■ **Your task**
Identify every line in the records below that contains the word "CLDLOW", and reproduce each one.

------ Supplied records ------

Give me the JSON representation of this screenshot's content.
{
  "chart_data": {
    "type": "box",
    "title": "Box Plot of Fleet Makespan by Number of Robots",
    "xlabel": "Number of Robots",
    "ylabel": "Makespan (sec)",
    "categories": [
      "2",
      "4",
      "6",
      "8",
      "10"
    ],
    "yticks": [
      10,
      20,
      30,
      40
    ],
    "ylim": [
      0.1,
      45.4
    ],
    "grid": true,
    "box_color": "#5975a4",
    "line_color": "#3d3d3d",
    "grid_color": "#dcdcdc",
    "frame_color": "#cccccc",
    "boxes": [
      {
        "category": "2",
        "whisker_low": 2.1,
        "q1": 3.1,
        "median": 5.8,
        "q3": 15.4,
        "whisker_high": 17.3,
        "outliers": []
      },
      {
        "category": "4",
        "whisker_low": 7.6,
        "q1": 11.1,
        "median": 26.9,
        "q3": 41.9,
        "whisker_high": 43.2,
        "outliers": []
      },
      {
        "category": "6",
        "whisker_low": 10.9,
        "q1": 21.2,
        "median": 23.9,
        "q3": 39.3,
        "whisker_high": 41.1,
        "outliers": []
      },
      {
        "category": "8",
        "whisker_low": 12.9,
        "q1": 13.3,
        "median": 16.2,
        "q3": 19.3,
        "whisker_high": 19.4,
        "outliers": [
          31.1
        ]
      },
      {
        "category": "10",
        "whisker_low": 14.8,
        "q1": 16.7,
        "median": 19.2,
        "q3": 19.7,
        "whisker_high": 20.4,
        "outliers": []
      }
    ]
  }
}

------
------ Supplied records ------

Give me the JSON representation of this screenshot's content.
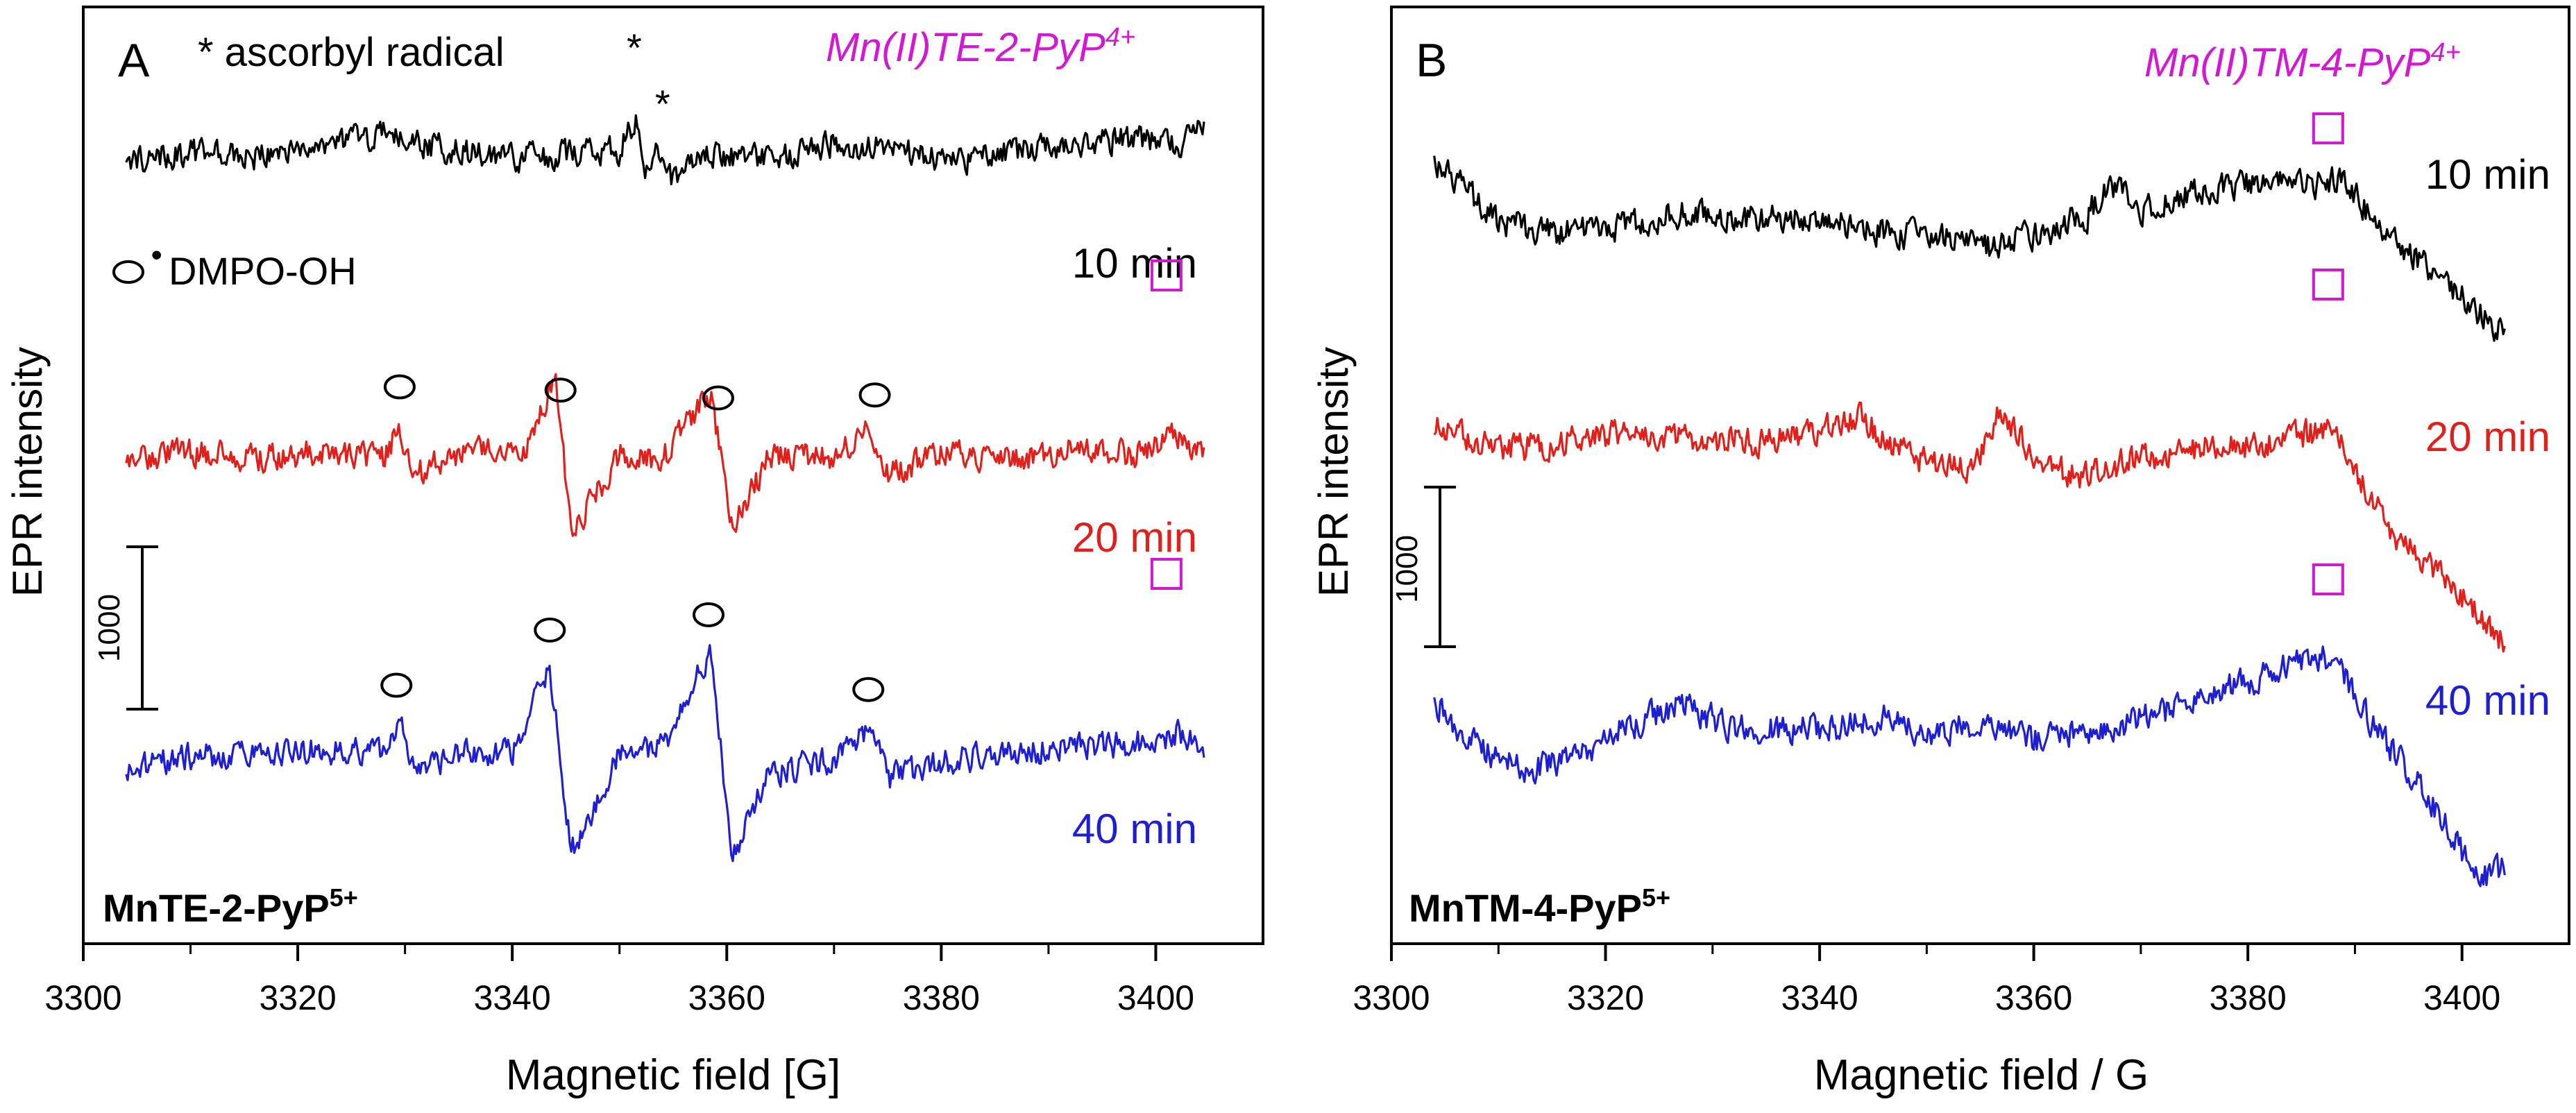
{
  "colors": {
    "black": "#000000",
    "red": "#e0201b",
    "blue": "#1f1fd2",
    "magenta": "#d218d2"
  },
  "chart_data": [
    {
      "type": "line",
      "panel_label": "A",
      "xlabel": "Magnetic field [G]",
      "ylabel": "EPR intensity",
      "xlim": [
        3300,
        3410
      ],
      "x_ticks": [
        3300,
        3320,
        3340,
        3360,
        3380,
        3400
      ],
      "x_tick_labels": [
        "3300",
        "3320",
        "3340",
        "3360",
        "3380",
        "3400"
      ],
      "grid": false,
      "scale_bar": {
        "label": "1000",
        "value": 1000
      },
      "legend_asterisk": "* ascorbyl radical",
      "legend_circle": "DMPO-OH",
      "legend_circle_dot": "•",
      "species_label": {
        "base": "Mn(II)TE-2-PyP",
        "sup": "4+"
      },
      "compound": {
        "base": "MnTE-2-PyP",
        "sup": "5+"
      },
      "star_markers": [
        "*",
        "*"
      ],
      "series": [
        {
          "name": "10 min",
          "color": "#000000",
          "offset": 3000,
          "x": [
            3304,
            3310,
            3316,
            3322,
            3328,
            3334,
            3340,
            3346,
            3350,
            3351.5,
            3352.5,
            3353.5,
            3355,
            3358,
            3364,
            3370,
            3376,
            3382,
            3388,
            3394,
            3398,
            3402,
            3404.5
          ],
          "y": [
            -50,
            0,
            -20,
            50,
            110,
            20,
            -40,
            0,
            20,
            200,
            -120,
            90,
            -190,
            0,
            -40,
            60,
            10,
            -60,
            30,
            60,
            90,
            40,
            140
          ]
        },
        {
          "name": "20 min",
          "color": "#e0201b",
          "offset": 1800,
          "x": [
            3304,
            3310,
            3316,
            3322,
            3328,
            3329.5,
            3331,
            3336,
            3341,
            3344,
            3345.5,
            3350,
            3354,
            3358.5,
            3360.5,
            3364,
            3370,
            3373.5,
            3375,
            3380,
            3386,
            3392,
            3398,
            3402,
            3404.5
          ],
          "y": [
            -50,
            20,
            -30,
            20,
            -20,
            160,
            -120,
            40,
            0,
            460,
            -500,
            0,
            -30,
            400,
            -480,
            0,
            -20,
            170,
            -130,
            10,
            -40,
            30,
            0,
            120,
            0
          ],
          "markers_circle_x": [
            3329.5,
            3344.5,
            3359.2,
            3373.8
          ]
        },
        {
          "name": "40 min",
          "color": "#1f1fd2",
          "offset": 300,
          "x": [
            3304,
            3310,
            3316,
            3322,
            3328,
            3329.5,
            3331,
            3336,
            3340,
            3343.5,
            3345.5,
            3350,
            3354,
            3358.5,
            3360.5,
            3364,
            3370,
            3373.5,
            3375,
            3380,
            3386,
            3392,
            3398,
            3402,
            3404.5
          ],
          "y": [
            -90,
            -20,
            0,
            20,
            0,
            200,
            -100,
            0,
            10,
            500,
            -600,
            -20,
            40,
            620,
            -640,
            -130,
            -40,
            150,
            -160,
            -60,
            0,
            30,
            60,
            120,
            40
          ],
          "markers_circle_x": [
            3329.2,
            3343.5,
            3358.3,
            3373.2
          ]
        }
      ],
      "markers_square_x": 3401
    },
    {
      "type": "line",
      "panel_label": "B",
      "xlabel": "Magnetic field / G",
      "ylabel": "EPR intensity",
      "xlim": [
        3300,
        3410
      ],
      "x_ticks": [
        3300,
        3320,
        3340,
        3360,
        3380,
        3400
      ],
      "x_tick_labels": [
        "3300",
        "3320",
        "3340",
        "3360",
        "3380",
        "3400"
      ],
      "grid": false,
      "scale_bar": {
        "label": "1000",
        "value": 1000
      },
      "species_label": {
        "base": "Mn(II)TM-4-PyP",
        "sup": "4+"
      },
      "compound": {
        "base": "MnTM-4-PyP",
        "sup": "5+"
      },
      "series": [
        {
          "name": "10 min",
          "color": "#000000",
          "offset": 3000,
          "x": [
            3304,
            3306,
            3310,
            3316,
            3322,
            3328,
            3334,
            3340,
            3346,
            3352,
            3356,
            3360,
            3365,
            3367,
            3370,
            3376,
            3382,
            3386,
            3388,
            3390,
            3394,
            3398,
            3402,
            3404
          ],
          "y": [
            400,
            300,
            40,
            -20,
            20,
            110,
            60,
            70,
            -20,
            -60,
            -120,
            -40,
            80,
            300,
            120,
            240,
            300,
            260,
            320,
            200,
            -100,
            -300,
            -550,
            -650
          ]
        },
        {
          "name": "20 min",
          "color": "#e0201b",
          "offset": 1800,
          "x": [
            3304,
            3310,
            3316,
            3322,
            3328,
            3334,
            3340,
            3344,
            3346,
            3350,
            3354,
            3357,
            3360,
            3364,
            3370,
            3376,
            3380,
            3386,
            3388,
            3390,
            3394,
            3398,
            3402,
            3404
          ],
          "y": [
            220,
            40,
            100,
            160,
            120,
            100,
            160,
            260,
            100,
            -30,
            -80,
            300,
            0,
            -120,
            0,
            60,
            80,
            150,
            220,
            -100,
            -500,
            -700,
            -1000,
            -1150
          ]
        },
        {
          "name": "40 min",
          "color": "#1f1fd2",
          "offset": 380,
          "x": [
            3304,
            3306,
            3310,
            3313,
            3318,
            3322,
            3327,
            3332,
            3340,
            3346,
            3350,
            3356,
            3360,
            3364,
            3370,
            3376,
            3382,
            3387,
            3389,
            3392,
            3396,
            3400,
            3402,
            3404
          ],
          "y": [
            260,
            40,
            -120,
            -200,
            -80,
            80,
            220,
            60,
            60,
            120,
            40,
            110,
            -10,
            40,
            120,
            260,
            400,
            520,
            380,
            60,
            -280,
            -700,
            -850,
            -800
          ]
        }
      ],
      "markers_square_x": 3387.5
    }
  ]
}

------
------ Supplied records ------

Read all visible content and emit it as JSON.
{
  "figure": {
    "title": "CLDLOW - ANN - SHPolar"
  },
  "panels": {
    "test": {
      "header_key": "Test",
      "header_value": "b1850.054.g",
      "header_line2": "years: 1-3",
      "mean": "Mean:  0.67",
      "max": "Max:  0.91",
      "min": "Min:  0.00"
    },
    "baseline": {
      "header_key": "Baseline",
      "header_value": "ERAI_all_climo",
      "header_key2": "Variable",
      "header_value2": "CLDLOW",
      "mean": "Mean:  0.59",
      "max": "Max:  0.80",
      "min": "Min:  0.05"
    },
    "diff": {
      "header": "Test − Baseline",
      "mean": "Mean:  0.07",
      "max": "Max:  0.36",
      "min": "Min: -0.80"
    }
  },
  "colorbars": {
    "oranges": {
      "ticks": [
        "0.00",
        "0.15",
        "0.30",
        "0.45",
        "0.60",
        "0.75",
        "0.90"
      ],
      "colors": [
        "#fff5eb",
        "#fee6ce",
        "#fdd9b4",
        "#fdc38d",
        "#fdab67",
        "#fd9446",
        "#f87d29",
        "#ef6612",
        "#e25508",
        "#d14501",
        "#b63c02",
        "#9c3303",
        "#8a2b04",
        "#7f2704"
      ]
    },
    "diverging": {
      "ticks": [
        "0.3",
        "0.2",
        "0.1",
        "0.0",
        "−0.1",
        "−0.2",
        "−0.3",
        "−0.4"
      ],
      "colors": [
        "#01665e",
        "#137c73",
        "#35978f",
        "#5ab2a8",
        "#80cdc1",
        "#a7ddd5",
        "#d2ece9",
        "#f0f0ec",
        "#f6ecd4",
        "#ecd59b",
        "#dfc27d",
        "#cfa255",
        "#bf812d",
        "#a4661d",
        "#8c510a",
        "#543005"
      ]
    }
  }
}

------

■ **Written response**
    "title": "CLDLOW - ANN - SHPolar"
      "header_value2": "CLDLOW",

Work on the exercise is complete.